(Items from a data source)
>> start
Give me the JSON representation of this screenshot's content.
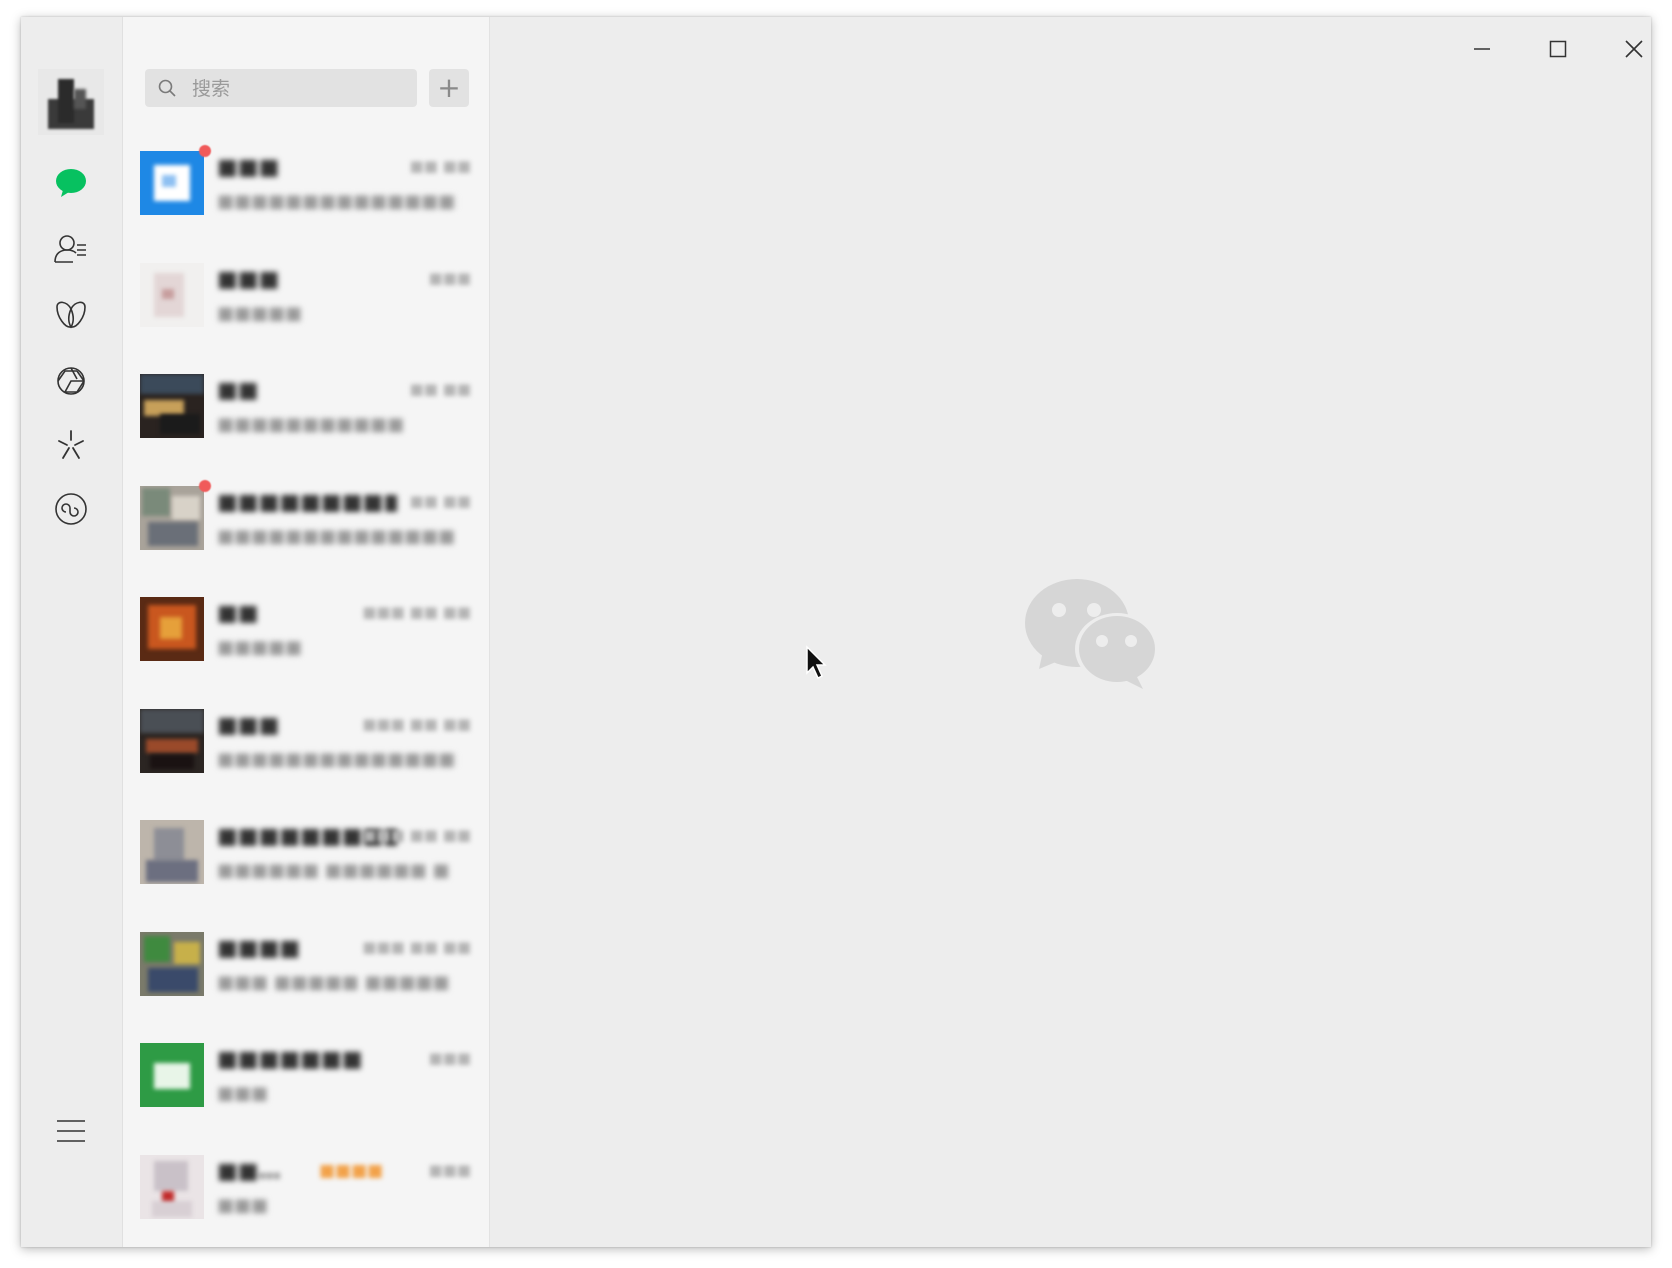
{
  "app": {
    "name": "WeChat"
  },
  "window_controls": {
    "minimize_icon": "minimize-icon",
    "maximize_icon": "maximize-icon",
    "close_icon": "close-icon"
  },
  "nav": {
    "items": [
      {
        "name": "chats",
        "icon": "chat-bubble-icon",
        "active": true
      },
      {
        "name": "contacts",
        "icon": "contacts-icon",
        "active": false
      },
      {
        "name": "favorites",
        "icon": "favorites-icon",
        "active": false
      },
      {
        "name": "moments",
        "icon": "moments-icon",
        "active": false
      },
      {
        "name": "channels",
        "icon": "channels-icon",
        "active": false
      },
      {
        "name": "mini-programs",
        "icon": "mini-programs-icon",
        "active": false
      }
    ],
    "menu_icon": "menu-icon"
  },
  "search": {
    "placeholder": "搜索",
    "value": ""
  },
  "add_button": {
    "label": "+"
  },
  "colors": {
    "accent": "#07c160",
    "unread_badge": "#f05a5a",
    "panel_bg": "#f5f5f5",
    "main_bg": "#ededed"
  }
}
>> end
> **Required task**: Identify every line holding the word "name" and copy it out.

> **Complete response**:
    "name": "WeChat"
        "name": "chats",
        "name": "contacts",
        "name": "favorites",
        "name": "moments",
        "name": "channels",
        "name": "mini-programs",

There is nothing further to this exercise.